Records for the exercise:
+ + +
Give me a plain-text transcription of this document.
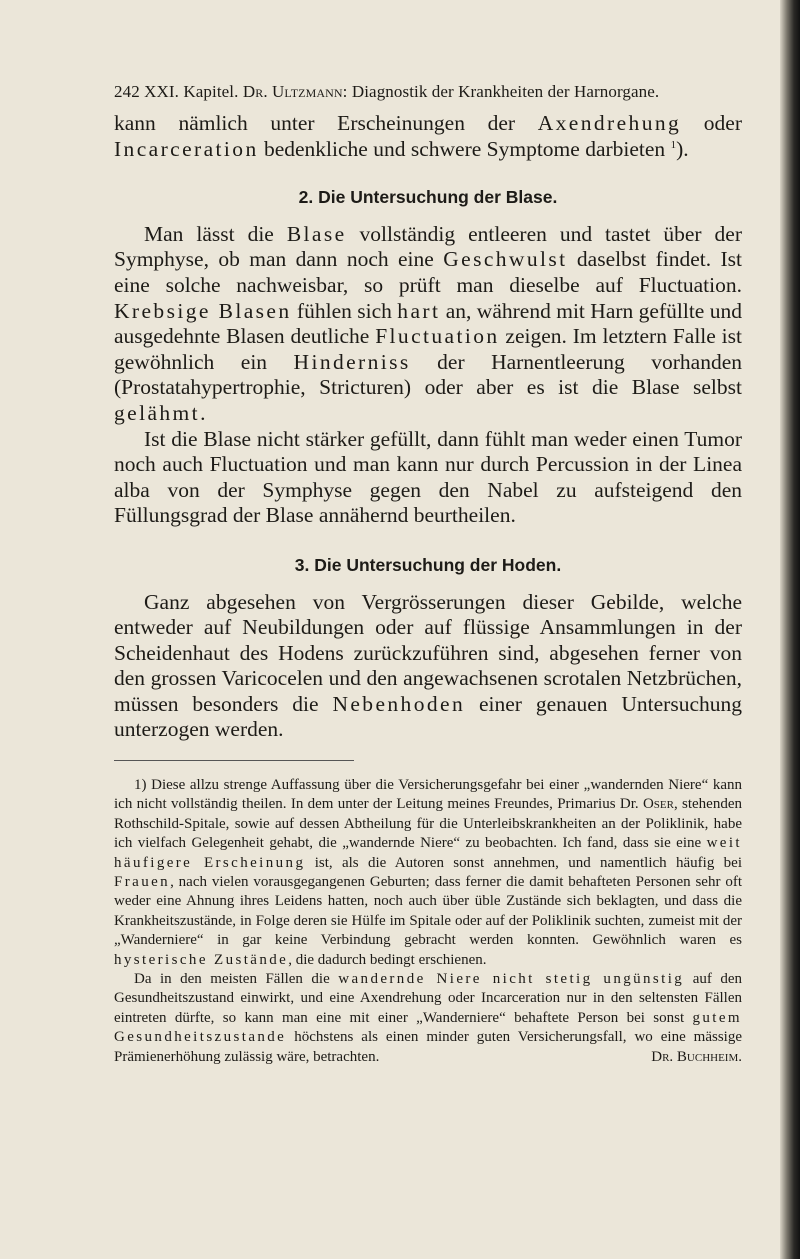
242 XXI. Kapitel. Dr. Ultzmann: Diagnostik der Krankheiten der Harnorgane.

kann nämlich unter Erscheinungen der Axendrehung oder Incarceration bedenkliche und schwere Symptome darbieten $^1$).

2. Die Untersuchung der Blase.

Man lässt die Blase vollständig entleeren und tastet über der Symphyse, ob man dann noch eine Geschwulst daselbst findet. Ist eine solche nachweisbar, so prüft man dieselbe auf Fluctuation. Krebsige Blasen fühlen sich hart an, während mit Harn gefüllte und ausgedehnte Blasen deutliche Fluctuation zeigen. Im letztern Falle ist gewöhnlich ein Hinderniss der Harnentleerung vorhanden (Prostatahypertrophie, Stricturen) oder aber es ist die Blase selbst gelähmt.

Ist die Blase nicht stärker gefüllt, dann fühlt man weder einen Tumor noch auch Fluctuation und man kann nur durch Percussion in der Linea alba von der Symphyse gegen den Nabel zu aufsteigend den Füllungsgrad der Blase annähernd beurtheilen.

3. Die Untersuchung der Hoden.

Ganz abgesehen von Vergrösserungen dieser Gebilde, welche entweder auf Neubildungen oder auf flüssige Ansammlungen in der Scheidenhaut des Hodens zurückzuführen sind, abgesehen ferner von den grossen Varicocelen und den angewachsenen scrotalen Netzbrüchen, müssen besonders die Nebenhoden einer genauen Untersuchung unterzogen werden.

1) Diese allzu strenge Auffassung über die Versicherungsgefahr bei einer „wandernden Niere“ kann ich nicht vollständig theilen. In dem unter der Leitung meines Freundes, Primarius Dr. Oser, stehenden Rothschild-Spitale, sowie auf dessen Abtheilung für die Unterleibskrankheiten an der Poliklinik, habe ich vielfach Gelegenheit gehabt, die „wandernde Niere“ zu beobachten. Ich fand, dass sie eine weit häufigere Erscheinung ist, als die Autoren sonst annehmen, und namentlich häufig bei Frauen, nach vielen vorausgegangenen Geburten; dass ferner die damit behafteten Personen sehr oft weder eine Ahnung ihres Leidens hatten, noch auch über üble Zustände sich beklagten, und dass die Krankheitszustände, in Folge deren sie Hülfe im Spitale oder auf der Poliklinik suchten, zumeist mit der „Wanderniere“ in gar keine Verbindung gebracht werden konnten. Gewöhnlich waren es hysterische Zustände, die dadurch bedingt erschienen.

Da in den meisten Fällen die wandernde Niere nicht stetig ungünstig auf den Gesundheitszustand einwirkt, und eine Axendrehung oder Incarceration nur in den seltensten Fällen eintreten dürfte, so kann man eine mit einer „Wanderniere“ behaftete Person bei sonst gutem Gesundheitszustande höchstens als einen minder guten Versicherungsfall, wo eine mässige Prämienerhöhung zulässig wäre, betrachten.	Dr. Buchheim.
+ + +
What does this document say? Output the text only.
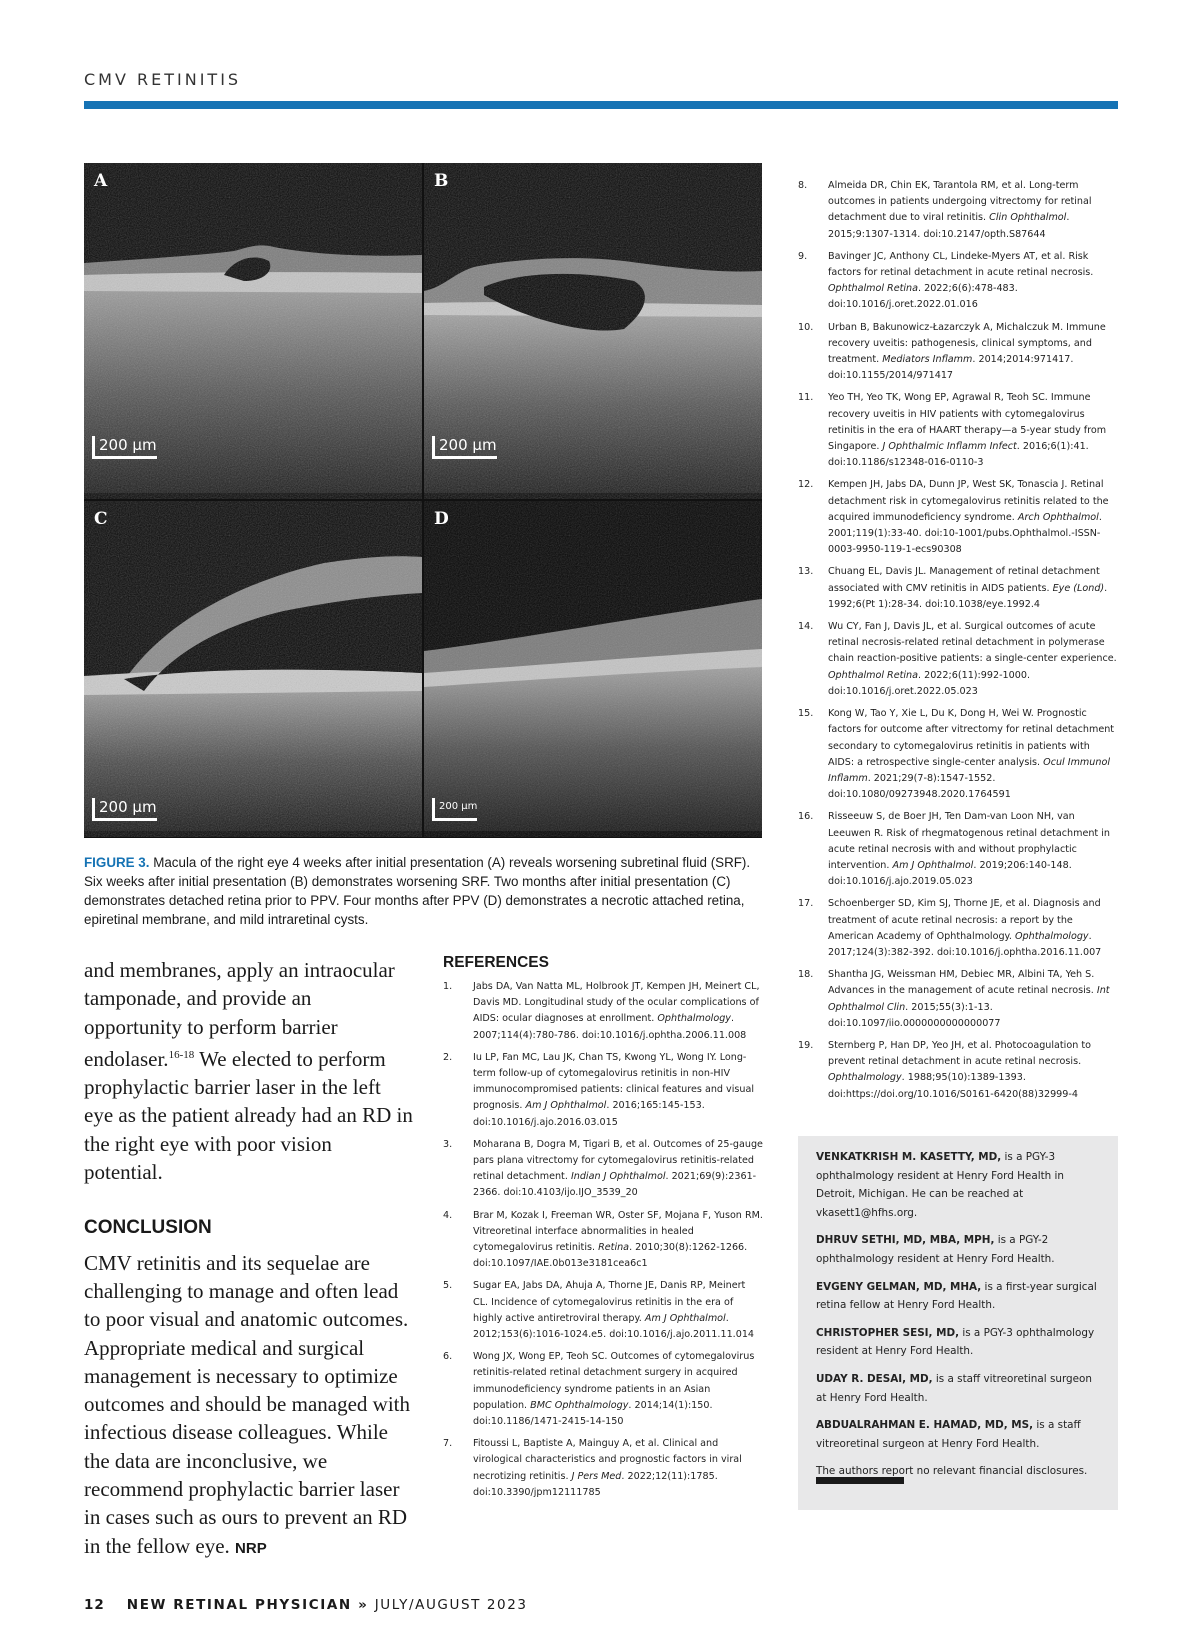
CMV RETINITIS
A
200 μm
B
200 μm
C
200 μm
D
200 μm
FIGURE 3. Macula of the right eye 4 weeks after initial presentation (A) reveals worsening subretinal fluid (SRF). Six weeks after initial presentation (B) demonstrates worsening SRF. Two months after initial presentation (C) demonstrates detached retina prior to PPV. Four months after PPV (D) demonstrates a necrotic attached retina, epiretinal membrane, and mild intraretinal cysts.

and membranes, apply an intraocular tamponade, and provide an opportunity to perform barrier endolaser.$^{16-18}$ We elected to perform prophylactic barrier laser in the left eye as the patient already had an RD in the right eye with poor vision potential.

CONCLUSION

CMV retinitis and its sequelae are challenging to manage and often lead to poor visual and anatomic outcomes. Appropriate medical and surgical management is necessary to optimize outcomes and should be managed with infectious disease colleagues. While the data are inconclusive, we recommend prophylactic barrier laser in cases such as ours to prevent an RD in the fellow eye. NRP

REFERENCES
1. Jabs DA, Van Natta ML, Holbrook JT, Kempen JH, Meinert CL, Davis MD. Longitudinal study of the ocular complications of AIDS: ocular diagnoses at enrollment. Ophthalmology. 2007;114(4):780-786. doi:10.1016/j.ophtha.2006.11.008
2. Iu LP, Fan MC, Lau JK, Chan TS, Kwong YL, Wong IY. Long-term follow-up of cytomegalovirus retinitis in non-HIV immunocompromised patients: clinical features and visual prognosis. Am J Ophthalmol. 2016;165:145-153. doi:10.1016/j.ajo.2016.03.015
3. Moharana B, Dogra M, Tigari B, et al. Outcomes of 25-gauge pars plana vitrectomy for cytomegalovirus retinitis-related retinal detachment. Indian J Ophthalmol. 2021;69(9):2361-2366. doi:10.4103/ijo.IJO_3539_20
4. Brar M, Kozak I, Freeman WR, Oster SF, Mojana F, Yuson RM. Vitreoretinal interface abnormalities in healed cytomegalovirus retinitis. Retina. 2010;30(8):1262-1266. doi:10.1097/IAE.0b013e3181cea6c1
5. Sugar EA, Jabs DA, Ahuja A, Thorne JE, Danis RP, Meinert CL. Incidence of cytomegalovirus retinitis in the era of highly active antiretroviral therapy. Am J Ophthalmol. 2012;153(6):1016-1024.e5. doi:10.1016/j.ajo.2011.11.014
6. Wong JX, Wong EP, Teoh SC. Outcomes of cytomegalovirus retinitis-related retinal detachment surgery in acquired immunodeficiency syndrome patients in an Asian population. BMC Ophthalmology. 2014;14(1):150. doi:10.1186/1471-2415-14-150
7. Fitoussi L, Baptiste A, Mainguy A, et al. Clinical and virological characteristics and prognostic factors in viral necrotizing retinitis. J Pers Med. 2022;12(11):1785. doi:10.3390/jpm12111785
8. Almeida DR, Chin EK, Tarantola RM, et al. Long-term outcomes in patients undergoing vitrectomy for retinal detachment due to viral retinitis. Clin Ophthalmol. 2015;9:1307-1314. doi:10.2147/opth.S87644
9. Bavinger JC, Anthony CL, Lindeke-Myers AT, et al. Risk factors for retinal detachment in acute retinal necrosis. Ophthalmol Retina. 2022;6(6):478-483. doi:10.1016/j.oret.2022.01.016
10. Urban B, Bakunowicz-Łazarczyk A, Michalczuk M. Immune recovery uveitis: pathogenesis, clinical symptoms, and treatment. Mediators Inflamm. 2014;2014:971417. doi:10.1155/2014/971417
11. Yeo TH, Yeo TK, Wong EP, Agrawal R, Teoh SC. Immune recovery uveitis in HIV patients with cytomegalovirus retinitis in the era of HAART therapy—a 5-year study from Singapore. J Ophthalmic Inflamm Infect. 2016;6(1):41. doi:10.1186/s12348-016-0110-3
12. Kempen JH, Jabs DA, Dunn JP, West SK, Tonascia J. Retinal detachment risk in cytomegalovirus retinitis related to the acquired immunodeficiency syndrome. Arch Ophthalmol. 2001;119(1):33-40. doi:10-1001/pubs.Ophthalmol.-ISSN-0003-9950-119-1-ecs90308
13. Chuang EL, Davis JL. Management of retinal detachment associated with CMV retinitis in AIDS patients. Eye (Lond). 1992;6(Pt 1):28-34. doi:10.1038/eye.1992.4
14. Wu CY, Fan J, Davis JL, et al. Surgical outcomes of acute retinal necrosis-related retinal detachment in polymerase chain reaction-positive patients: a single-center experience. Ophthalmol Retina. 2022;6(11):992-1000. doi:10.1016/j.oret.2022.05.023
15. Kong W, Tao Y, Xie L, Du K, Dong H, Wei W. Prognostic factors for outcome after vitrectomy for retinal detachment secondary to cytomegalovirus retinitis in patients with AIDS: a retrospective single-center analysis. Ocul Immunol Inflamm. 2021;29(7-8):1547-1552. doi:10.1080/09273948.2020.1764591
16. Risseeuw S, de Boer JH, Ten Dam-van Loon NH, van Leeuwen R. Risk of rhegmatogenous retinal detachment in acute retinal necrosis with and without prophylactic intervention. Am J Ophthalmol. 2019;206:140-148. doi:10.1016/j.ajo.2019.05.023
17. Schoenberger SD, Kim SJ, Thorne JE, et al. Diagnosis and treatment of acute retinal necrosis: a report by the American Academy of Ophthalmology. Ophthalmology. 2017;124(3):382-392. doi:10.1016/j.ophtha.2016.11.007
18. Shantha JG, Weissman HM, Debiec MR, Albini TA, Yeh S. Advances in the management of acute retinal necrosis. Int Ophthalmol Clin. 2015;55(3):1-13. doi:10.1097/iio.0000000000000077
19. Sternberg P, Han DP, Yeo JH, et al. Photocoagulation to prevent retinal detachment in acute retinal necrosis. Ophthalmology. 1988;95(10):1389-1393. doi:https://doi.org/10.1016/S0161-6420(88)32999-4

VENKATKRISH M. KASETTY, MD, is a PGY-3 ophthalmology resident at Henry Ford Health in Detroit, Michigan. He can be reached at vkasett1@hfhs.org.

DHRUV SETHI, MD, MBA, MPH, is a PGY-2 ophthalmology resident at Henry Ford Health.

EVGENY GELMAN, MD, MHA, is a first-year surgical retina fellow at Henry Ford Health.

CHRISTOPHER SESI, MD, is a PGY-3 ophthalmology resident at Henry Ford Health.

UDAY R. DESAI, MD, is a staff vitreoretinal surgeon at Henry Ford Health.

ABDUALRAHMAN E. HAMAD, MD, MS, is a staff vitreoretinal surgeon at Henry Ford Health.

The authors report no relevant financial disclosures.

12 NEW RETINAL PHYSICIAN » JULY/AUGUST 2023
+ + +
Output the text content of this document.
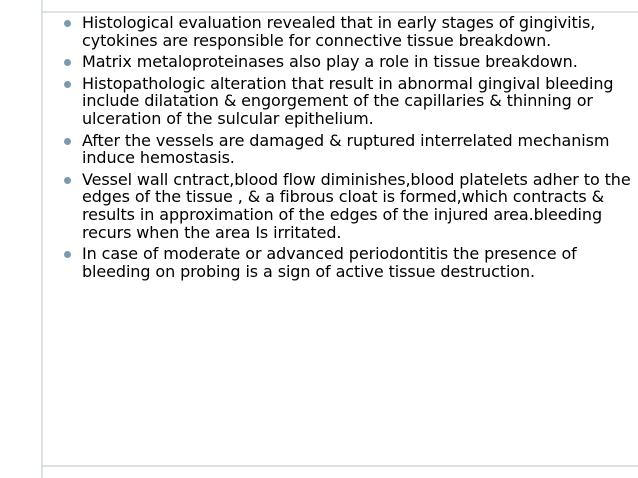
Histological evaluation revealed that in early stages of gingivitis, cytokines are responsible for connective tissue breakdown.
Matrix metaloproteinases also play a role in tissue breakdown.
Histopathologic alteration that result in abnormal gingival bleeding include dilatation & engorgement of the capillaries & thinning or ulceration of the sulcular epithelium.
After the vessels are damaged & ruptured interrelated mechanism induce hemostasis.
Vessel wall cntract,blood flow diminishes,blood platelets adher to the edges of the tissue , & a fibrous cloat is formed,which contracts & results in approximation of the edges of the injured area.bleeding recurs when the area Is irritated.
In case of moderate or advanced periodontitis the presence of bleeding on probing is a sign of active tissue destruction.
+ + +
Problem description:
All lines carrying the word "text" must be copied from the data above.

Written response:
Give me a plain-text transcription of this document.
What does this document say? Output the text only.
Output the text content of this document.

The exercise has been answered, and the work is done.